▸ PROBLEM TO SOLVE
Read the data and repeat it in full, exactly.

[Dataset items]
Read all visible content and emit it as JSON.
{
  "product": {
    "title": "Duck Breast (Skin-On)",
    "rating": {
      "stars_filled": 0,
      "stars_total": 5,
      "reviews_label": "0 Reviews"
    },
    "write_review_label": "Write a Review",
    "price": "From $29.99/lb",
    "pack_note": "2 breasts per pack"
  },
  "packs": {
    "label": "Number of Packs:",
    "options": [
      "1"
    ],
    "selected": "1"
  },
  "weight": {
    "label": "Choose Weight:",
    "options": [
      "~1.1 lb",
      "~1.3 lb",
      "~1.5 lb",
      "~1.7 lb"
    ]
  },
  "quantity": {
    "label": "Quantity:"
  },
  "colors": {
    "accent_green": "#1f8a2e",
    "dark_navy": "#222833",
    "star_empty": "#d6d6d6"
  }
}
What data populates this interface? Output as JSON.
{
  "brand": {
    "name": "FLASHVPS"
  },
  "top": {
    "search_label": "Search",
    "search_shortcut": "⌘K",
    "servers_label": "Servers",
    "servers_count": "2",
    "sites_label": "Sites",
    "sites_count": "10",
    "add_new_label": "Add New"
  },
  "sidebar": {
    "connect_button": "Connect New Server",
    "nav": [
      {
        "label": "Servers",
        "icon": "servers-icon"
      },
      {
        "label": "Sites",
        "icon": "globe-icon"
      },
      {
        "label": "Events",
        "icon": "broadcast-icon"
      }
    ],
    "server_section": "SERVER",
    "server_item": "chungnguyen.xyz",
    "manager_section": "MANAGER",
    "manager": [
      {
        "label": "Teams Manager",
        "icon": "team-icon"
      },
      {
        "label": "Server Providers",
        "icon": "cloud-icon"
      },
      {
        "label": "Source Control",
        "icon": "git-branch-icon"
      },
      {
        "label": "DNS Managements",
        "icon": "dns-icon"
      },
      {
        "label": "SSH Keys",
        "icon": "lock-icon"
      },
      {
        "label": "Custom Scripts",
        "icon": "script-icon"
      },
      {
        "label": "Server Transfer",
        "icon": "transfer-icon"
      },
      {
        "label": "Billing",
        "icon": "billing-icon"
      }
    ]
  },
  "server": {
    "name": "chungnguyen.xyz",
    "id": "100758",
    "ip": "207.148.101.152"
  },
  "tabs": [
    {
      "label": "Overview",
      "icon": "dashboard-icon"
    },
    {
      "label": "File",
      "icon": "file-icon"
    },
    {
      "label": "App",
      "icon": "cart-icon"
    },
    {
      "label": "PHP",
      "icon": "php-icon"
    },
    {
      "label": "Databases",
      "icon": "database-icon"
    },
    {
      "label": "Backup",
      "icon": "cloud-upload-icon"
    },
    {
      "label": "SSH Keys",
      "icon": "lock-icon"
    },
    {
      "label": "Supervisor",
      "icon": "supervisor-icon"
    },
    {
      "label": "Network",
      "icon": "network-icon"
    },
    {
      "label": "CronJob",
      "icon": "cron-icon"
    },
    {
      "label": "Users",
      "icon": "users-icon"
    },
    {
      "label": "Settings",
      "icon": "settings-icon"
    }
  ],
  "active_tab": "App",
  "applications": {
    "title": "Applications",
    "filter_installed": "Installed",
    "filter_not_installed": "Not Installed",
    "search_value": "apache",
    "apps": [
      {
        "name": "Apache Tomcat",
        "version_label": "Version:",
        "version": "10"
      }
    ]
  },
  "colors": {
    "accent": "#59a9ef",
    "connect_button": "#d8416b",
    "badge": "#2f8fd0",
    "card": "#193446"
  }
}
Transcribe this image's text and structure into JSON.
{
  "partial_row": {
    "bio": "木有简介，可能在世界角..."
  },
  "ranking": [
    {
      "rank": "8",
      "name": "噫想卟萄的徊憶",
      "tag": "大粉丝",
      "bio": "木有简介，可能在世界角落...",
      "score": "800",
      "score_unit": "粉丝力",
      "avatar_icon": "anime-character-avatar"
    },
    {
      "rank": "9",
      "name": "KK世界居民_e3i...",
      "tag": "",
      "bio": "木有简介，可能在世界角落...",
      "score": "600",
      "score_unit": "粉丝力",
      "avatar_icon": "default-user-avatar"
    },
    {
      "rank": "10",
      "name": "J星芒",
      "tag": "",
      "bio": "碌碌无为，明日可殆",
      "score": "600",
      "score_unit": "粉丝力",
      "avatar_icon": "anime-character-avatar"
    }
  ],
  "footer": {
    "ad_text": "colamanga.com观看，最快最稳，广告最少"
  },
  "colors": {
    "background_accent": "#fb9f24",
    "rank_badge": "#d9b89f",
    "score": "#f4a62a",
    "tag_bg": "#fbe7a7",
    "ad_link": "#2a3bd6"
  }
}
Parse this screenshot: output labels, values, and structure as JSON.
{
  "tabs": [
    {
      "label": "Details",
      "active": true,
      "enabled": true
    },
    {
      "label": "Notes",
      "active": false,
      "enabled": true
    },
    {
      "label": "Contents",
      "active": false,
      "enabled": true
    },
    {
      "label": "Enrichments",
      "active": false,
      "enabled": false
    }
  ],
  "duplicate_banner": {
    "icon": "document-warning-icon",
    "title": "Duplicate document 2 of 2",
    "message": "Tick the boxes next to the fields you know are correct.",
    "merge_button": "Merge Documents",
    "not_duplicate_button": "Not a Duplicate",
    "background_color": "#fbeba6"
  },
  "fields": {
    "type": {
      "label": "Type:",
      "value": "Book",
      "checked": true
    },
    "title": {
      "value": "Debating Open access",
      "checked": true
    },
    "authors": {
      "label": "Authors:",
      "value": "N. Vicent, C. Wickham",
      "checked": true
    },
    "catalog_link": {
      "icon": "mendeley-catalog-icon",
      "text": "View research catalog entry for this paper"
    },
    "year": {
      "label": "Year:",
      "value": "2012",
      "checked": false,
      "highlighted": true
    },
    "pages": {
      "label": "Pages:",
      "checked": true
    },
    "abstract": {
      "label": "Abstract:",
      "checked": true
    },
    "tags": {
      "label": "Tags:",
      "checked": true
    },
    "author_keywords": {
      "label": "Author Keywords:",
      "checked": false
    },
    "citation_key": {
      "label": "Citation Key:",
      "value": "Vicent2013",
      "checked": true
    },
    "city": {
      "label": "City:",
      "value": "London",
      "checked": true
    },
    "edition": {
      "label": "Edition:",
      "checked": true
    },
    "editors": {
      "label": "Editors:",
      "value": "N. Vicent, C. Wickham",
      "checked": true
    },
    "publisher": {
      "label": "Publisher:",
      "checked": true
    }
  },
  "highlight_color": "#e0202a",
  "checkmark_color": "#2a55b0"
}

▸ ANSWER FOR THE TASK
Read all visible content and emit it as JSON.
{
  "product": {
    "title": "Duck Breast (Skin-On)",
    "rating": {
      "stars_filled": 0,
      "stars_total": 5,
      "reviews_label": "0 Reviews"
    },
    "write_review_label": "Write a Review",
    "price": "From $29.99/lb",
    "pack_note": "2 breasts per pack"
  },
  "packs": {
    "label": "Number of Packs:",
    "options": [
      "1"
    ],
    "selected": "1"
  },
  "weight": {
    "label": "Choose Weight:",
    "options": [
      "~1.1 lb",
      "~1.3 lb",
      "~1.5 lb",
      "~1.7 lb"
    ]
  },
  "quantity": {
    "label": "Quantity:"
  },
  "colors": {
    "accent_green": "#1f8a2e",
    "dark_navy": "#222833",
    "star_empty": "#d6d6d6"
  }
}
What data populates this interface? Output as JSON.
{
  "brand": {
    "name": "FLASHVPS"
  },
  "top": {
    "search_label": "Search",
    "search_shortcut": "⌘K",
    "servers_label": "Servers",
    "servers_count": "2",
    "sites_label": "Sites",
    "sites_count": "10",
    "add_new_label": "Add New"
  },
  "sidebar": {
    "connect_button": "Connect New Server",
    "nav": [
      {
        "label": "Servers",
        "icon": "servers-icon"
      },
      {
        "label": "Sites",
        "icon": "globe-icon"
      },
      {
        "label": "Events",
        "icon": "broadcast-icon"
      }
    ],
    "server_section": "SERVER",
    "server_item": "chungnguyen.xyz",
    "manager_section": "MANAGER",
    "manager": [
      {
        "label": "Teams Manager",
        "icon": "team-icon"
      },
      {
        "label": "Server Providers",
        "icon": "cloud-icon"
      },
      {
        "label": "Source Control",
        "icon": "git-branch-icon"
      },
      {
        "label": "DNS Managements",
        "icon": "dns-icon"
      },
      {
        "label": "SSH Keys",
        "icon": "lock-icon"
      },
      {
        "label": "Custom Scripts",
        "icon": "script-icon"
      },
      {
        "label": "Server Transfer",
        "icon": "transfer-icon"
      },
      {
        "label": "Billing",
        "icon": "billing-icon"
      }
    ]
  },
  "server": {
    "name": "chungnguyen.xyz",
    "id": "100758",
    "ip": "207.148.101.152"
  },
  "tabs": [
    {
      "label": "Overview",
      "icon": "dashboard-icon"
    },
    {
      "label": "File",
      "icon": "file-icon"
    },
    {
      "label": "App",
      "icon": "cart-icon"
    },
    {
      "label": "PHP",
      "icon": "php-icon"
    },
    {
      "label": "Databases",
      "icon": "database-icon"
    },
    {
      "label": "Backup",
      "icon": "cloud-upload-icon"
    },
    {
      "label": "SSH Keys",
      "icon": "lock-icon"
    },
    {
      "label": "Supervisor",
      "icon": "supervisor-icon"
    },
    {
      "label": "Network",
      "icon": "network-icon"
    },
    {
      "label": "CronJob",
      "icon": "cron-icon"
    },
    {
      "label": "Users",
      "icon": "users-icon"
    },
    {
      "label": "Settings",
      "icon": "settings-icon"
    }
  ],
  "active_tab": "App",
  "applications": {
    "title": "Applications",
    "filter_installed": "Installed",
    "filter_not_installed": "Not Installed",
    "search_value": "apache",
    "apps": [
      {
        "name": "Apache Tomcat",
        "version_label": "Version:",
        "version": "10"
      }
    ]
  },
  "colors": {
    "accent": "#59a9ef",
    "connect_button": "#d8416b",
    "badge": "#2f8fd0",
    "card": "#193446"
  }
}
Transcribe this image's text and structure into JSON.
{
  "partial_row": {
    "bio": "木有简介，可能在世界角..."
  },
  "ranking": [
    {
      "rank": "8",
      "name": "噫想卟萄的徊憶",
      "tag": "大粉丝",
      "bio": "木有简介，可能在世界角落...",
      "score": "800",
      "score_unit": "粉丝力",
      "avatar_icon": "anime-character-avatar"
    },
    {
      "rank": "9",
      "name": "KK世界居民_e3i...",
      "tag": "",
      "bio": "木有简介，可能在世界角落...",
      "score": "600",
      "score_unit": "粉丝力",
      "avatar_icon": "default-user-avatar"
    },
    {
      "rank": "10",
      "name": "J星芒",
      "tag": "",
      "bio": "碌碌无为，明日可殆",
      "score": "600",
      "score_unit": "粉丝力",
      "avatar_icon": "anime-character-avatar"
    }
  ],
  "footer": {
    "ad_text": "colamanga.com观看，最快最稳，广告最少"
  },
  "colors": {
    "background_accent": "#fb9f24",
    "rank_badge": "#d9b89f",
    "score": "#f4a62a",
    "tag_bg": "#fbe7a7",
    "ad_link": "#2a3bd6"
  }
}
Parse this screenshot: output labels, values, and structure as JSON.
{
  "tabs": [
    {
      "label": "Details",
      "active": true,
      "enabled": true
    },
    {
      "label": "Notes",
      "active": false,
      "enabled": true
    },
    {
      "label": "Contents",
      "active": false,
      "enabled": true
    },
    {
      "label": "Enrichments",
      "active": false,
      "enabled": false
    }
  ],
  "duplicate_banner": {
    "icon": "document-warning-icon",
    "title": "Duplicate document 2 of 2",
    "message": "Tick the boxes next to the fields you know are correct.",
    "merge_button": "Merge Documents",
    "not_duplicate_button": "Not a Duplicate",
    "background_color": "#fbeba6"
  },
  "fields": {
    "type": {
      "label": "Type:",
      "value": "Book",
      "checked": true
    },
    "title": {
      "value": "Debating Open access",
      "checked": true
    },
    "authors": {
      "label": "Authors:",
      "value": "N. Vicent, C. Wickham",
      "checked": true
    },
    "catalog_link": {
      "icon": "mendeley-catalog-icon",
      "text": "View research catalog entry for this paper"
    },
    "year": {
      "label": "Year:",
      "value": "2012",
      "checked": false,
      "highlighted": true
    },
    "pages": {
      "label": "Pages:",
      "checked": true
    },
    "abstract": {
      "label": "Abstract:",
      "checked": true
    },
    "tags": {
      "label": "Tags:",
      "checked": true
    },
    "author_keywords": {
      "label": "Author Keywords:",
      "checked": false
    },
    "citation_key": {
      "label": "Citation Key:",
      "value": "Vicent2013",
      "checked": true
    },
    "city": {
      "label": "City:",
      "value": "London",
      "checked": true
    },
    "edition": {
      "label": "Edition:",
      "checked": true
    },
    "editors": {
      "label": "Editors:",
      "value": "N. Vicent, C. Wickham",
      "checked": true
    },
    "publisher": {
      "label": "Publisher:",
      "checked": true
    }
  },
  "highlight_color": "#e0202a",
  "checkmark_color": "#2a55b0"
}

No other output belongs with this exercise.